EXERCISE DESCRIPTION => Copy word for word the passage of the article on learning with NotebookLM, from "1. Learn a Topic" to "coding, marketing, etc.".

The client sent an email to all the users who had missed the subscription renewal and got the subscription restored, helping them recover lost revenue and rebuild user trust.
My Simple Learning Framework
1. Curate Your Knowledge Sources
- Official documentation (PDFs, websites)
- Top 3–5 YouTube tutorials (paste URLs)
- Reddit threads where experts discuss real problems
- GitHub repositories with good README files
- Your own half-baked notes from previous attempts
Pro tip: Don't upload random, unrelated files. I once mixed JavaScript docs with Python tutorials in one notebook. NotebookLM got confused, and so did I. Keep notebooks focused on ONE topic.
2. Generate Study Materials
- Study guide → key concepts, definitions, glossary
- Mind map → visual overview of how everything connects
- FAQ → common questions answered from your sources
- Timeline (if applicable) → historical evolution or version changes
3. Let It Make Me a Podcast
If you don't like reading, you can generate an audio overview as well. Let two fake hosts argue about my material. I walk the dog and listen. Hearing concepts out loud locks them into my brain way better than silent reading.
4. Active Learning with Q&A
Once you understand the topic, you can start asking questions related to your problem.
Example: "I have a React Native app with RevenueCat integration. When I try to subscribe, the app throws a subscription cancelled error even though I gave the permission."
This will help you understand the topic better, and you can get better answers for your problem.
Common Mistakes to Avoid
Mistake #1: Treating NotebookLM Like a Magic Button
I tried to upload resources and then generate audio to learn a topic without verifying the docs or topic. It shared a sloppy understanding of the topic. You should treat it as a companion in learning instead of replacing the learning method itself.
Mistake #2: Uploading Too Many Sources
This goes without saying. You should only upload resources that you find helpful. Too many resources does not mean you will get better results. It's "garbage in, garbage out" when it comes to AI learning.
Mistake #3: Not Testing Your Understanding
Don't use NotebookLM to generate a learning guide and then move on. Always test what you have learned by generating a Q&A and verifying your input. It will help you get better at a skill, not just surface-level knowledge.
Power User Tips
Create a master notebook on a topic + specific topic notebook
You don't want to lose your knowledge on a major topic and go through the whole process again. It's better to keep a master notebook on a topic (React Native, marketing, vibe coding). If you want to learn a specific topic (RevenueCat), create a separate notebook.
Combine NotebookLM with ChatGPT
NotebookLM can help you generate a learning guide based on your topic or a step-by-step guide to fix a problem like I faced for RevenueCat. You can then use that guide to generate code, etc. with the help of ChatGPT.
Better feedback loop
Reading about a topic is not enough; you have to test your understanding from the perspective of an expert. Simulate an expert to generate Q&A to test your knowledge.
Example: "I have uploaded 10 topics on agents. Now act as a Senior ML Engineer and generate 10 Q&A to test my understanding of the agents."
Real-World Use Cases
There are plenty of ways in which you can use NotebookLM to make your life easier. Here are a couple of examples.
1. Learn a Topic
This is the most useful use case of NotebookLM. It's built to process large amounts of data from different resources and present that in a structured way.
Example: learning about coding, marketing, etc.
2. Interview Prep
Another great use case is interview prep. You can feed resources of the topics that you want to learn and then ask NotebookLM to simulate an expert on that topic and ask questions.
3. Build a Mentor
This is a very creative use case of NotebookLM that I have seen. If you follow any person online, you can build a mentor around their available knowledge.
Example: one of my friends, Arvindh, has created a mentor by feeding Jason Fried interviews and blogs in NotebookLM. It helps to get feedback from the perspective of that person.

Dataset entries =>

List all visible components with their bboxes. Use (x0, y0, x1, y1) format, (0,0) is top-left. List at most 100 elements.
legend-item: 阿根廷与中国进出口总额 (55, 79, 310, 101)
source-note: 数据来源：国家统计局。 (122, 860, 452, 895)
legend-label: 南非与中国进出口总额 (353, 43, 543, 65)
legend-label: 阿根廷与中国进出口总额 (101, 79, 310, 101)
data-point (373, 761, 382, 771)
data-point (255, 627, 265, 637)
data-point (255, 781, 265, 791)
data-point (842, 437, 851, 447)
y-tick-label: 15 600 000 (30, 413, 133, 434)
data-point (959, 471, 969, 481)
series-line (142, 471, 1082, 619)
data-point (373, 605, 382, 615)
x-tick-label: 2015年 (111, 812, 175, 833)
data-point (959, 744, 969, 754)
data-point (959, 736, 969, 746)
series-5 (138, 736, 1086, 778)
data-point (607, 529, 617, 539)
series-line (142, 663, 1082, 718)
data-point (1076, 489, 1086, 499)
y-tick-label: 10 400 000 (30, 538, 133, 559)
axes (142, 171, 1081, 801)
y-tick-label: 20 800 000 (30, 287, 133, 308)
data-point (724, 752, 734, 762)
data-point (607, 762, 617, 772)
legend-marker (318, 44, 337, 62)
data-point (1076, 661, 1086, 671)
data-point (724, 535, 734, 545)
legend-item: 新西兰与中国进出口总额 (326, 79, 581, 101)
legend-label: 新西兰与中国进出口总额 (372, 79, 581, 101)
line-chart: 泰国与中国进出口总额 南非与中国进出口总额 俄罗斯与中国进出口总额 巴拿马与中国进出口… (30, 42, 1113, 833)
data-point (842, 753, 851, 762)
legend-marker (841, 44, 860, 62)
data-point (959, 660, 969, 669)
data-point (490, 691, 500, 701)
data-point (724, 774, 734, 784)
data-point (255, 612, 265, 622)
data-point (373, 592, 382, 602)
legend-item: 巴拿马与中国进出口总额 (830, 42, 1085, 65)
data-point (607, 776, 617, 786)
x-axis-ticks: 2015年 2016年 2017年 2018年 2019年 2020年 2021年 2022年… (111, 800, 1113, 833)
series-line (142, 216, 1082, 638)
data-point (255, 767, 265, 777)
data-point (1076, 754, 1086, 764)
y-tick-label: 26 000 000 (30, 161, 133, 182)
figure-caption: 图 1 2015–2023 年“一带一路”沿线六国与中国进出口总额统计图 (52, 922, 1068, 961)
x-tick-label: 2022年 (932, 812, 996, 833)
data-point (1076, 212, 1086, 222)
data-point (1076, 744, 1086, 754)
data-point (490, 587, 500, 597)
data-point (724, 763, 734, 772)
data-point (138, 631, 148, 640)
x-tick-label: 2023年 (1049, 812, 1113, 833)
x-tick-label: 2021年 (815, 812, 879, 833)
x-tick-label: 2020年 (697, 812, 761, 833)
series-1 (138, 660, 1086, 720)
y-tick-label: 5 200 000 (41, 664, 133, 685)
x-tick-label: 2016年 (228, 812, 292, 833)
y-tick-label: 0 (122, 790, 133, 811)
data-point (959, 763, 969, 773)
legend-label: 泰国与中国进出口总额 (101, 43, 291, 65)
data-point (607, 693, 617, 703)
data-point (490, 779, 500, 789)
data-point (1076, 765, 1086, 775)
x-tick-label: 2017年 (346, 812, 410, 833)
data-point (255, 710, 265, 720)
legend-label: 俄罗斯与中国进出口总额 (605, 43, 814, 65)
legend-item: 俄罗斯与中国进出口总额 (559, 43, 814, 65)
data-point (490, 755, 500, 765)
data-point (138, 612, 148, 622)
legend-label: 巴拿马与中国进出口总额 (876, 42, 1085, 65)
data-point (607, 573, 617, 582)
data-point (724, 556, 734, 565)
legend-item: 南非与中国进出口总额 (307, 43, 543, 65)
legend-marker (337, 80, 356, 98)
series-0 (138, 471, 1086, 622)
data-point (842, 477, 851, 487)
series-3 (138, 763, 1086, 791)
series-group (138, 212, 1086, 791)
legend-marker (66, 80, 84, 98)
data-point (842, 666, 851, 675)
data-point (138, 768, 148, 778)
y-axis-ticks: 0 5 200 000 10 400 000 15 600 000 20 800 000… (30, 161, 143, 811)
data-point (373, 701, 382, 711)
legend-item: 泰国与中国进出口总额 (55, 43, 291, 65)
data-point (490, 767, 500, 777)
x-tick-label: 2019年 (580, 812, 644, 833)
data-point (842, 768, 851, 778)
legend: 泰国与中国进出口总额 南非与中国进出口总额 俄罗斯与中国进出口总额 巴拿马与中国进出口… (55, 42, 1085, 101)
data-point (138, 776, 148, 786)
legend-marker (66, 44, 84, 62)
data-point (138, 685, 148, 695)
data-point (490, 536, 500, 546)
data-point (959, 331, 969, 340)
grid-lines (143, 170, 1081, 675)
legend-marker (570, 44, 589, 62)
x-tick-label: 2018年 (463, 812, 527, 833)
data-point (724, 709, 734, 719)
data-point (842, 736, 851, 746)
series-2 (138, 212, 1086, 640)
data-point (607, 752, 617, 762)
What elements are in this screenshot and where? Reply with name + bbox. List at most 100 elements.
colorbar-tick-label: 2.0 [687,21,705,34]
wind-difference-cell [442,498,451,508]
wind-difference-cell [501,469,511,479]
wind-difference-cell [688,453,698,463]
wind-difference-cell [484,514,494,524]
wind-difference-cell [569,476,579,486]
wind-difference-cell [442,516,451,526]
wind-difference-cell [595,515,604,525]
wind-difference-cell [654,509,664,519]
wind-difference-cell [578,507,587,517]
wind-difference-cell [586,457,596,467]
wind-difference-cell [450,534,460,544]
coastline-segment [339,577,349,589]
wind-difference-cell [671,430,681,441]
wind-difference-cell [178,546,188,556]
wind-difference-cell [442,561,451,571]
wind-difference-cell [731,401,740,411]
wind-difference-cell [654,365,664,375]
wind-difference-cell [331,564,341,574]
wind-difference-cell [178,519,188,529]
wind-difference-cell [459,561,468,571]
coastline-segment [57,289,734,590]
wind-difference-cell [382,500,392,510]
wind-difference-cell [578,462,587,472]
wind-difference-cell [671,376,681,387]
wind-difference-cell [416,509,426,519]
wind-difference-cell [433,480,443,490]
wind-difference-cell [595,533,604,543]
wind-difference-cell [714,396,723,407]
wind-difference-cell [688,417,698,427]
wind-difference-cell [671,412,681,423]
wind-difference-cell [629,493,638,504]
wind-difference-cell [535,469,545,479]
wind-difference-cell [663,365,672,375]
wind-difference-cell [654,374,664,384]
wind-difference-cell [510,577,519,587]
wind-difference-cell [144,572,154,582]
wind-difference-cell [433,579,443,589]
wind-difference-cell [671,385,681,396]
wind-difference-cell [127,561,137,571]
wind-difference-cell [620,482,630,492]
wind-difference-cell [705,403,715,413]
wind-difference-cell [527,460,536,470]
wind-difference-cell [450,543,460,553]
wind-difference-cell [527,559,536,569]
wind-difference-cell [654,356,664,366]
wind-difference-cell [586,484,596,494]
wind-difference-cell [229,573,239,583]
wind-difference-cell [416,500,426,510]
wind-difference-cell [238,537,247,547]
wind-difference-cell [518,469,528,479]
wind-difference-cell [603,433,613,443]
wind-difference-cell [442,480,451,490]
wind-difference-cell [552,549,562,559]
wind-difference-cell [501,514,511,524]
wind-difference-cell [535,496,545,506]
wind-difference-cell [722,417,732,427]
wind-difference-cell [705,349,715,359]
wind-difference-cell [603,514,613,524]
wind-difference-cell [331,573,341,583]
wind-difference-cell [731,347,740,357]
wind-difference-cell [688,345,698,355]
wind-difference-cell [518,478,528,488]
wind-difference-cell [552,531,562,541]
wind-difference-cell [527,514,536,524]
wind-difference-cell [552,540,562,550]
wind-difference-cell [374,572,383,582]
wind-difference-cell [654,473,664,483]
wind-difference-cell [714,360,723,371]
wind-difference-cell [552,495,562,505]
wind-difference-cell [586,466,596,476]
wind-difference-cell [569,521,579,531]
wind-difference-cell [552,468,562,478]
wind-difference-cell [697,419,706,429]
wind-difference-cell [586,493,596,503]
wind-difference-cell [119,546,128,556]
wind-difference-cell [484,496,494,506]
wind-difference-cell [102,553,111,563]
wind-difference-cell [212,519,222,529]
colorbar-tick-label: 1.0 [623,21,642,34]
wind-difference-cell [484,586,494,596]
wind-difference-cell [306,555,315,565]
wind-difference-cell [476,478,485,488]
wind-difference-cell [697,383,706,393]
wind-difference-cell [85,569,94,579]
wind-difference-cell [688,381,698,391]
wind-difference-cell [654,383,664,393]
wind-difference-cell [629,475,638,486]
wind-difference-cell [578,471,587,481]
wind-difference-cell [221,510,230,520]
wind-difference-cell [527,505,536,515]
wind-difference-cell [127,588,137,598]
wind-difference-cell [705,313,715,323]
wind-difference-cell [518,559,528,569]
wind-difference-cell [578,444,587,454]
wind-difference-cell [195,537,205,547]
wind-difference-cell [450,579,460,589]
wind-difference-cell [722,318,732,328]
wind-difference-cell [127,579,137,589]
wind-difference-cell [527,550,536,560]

SOLUTION =>
1. Learn a Topic
This is the most useful use case of NotebookLM. It's built to process large amounts of data from different resources and present that in a structured way.
Example: learning about coding, marketing, etc.